# GIVEN INSTRUCTION A
In the rows, from the first one through the line containing "y-axis-title: Amount aggregates", replace every "data-point" with "plot-point" and keep everything else the same.

# EXTRACT TO READ
I hope that the Foreign Secretary will help to ensure that the Prime Minister's unholy passion for nuclear missiles is not allowed to overrule our clear national interests and responsibilities in that regard. If he succeeds in that endeavour, we shall do everything possible to support him. If he does not attempt to do that, we shall unremittingly and mercilessly force a change.
It is with some trepidation that I speak in this debate on the Gracious Speech. Even after the excellent advice that the new boys receive from Mr. Speaker and many of the old hands that we should wait a bit before speaking, there are always a few of us who cannot restrain our enthusiasm.
It is a great privilege to succeed Sir David Crouch, as he now is. He was a very popular constituency Member, as was evidenced by the large number of people on the doorsteps of the constituency who told me that they hoped that I would work as hard for them as David did over the past 21 years. I also know that David was a popular Member of this House. As chairman of the Inter-Parliamentary Union he had friends in all parties. It was typical of the man that his penultimate important action in the House was to arrange for a bust of that great Socialist Nye Bevan to be unveiled in the autumn. I say penultimate because his ultimate move in the view of all of us in Canterbury was his courageous commentary on the deep unhappiness felt in Canterbury about the Channel tunnel—a subject to which I hope you will allow me to return, Mr. Speaker, in a week or two.
The constituency of Canterbury consists of the city of Canterbury, the town of Whitstable and a number of lovely villages set in the heart of the garden of England. The city is of course the principal seat of English Christendom. It is also the home of the Buffs and the Queen's Regiment. Whitstable is a historic fishing town which has become the home of many retired people. Less is known about the industrial side of the constituency. Over the past 15 years we have had enormous success on our trading estates in the development of small businesses. One of these, which has now become a rather larger business, captured a major order exporting electrical parts to Taiwan a few weeks ago.
Sir David Crouch and I have shared an interest in the Territorial Army for many years. He chose to join the TA in 1938. Within a year his service was transformed into war service and he served with great distinction. I thank God that my generation have not had to face that, and that is why defence is my greatest single political interest.
Before I go on to speak about defence I should like to relate a slightly lurid personal story. The proudest moment in my election campaign was when I opened the door and a man said to me, "Good grief, you must be the old bastard's son." I said, "No, I am his grandson." The man that he was talking about was Clifford Brazier, who in 1932 was running a cement works in Kent. At the request of the Ministry of Defence he set up a specialist unit, the Kent Fortress Royal Engineers, a specialist Territorial Army unit. In war, it proved itself to be no "grandad's army." In 1940, during the four weeks of utter confusion around Dunkirk, the members of the unit crossed the Channel in small parties and attacked and destroyed every major oil installation from the banks of the Seine to Rotterdam.

# GIVEN INSTRUCTION B
List every calendar year that the maiden speech names.

# GIVEN RECORDS
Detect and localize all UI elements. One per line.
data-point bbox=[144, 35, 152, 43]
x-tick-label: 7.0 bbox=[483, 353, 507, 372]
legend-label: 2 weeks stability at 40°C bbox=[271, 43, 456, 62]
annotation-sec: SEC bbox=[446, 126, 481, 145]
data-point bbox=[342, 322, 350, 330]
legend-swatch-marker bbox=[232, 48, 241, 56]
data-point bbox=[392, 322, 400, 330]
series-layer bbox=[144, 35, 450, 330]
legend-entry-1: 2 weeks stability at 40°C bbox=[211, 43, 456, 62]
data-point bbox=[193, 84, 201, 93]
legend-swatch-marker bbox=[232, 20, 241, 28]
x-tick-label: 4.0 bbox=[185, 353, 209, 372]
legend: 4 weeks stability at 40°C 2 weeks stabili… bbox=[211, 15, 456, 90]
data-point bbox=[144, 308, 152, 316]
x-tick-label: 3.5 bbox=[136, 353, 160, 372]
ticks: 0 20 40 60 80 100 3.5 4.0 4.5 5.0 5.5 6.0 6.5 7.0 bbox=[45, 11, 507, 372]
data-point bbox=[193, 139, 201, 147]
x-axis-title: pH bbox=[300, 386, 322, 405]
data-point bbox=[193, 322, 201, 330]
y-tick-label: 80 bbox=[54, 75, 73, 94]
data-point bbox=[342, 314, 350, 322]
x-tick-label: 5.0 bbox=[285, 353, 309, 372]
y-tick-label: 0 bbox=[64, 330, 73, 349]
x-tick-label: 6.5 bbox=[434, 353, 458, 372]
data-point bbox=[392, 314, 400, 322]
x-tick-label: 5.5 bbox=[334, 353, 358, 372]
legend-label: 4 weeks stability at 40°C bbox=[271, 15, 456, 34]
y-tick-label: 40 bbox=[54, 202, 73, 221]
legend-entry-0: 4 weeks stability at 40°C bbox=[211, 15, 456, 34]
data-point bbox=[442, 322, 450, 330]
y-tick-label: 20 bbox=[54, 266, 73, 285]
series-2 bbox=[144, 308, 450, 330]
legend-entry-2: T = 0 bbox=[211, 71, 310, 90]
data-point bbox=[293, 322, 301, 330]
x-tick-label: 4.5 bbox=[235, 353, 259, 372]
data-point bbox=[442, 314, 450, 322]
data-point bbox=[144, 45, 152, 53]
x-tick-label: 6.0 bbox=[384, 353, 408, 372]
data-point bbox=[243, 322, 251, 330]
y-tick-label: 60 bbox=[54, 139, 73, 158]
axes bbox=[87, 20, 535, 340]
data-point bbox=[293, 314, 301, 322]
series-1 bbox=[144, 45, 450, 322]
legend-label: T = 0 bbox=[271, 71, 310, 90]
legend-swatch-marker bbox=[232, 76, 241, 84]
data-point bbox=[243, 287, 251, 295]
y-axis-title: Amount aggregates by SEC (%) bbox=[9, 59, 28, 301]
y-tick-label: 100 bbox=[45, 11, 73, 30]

# FULL OUTPUT A
Detect and localize all UI elements. One per line.
plot-point bbox=[144, 35, 152, 43]
x-tick-label: 7.0 bbox=[483, 353, 507, 372]
legend-label: 2 weeks stability at 40°C bbox=[271, 43, 456, 62]
annotation-sec: SEC bbox=[446, 126, 481, 145]
plot-point bbox=[342, 322, 350, 330]
legend-swatch-marker bbox=[232, 48, 241, 56]
plot-point bbox=[392, 322, 400, 330]
series-layer bbox=[144, 35, 450, 330]
legend-entry-1: 2 weeks stability at 40°C bbox=[211, 43, 456, 62]
plot-point bbox=[193, 84, 201, 93]
legend-swatch-marker bbox=[232, 20, 241, 28]
x-tick-label: 4.0 bbox=[185, 353, 209, 372]
legend: 4 weeks stability at 40°C 2 weeks stabili… bbox=[211, 15, 456, 90]
plot-point bbox=[144, 308, 152, 316]
x-tick-label: 3.5 bbox=[136, 353, 160, 372]
ticks: 0 20 40 60 80 100 3.5 4.0 4.5 5.0 5.5 6.0 6.5 7.0 bbox=[45, 11, 507, 372]
plot-point bbox=[193, 139, 201, 147]
x-axis-title: pH bbox=[300, 386, 322, 405]
plot-point bbox=[193, 322, 201, 330]
y-tick-label: 80 bbox=[54, 75, 73, 94]
plot-point bbox=[342, 314, 350, 322]
x-tick-label: 5.0 bbox=[285, 353, 309, 372]
y-tick-label: 0 bbox=[64, 330, 73, 349]
x-tick-label: 6.5 bbox=[434, 353, 458, 372]
plot-point bbox=[392, 314, 400, 322]
x-tick-label: 5.5 bbox=[334, 353, 358, 372]
legend-label: 4 weeks stability at 40°C bbox=[271, 15, 456, 34]
y-tick-label: 40 bbox=[54, 202, 73, 221]
legend-entry-0: 4 weeks stability at 40°C bbox=[211, 15, 456, 34]
plot-point bbox=[442, 322, 450, 330]
y-tick-label: 20 bbox=[54, 266, 73, 285]
series-2 bbox=[144, 308, 450, 330]
legend-entry-2: T = 0 bbox=[211, 71, 310, 90]
plot-point bbox=[293, 322, 301, 330]
x-tick-label: 4.5 bbox=[235, 353, 259, 372]
plot-point bbox=[442, 314, 450, 322]
plot-point bbox=[144, 45, 152, 53]
x-tick-label: 6.0 bbox=[384, 353, 408, 372]
plot-point bbox=[243, 322, 251, 330]
y-tick-label: 60 bbox=[54, 139, 73, 158]
axes bbox=[87, 20, 535, 340]
plot-point bbox=[293, 314, 301, 322]
series-1 bbox=[144, 45, 450, 322]
legend-label: T = 0 bbox=[271, 71, 310, 90]
legend-swatch-marker bbox=[232, 76, 241, 84]
plot-point bbox=[243, 287, 251, 295]
y-axis-title: Amount aggregates by SEC (%) bbox=[9, 59, 28, 301]

# FULL OUTPUT B
1938, 1932, 1940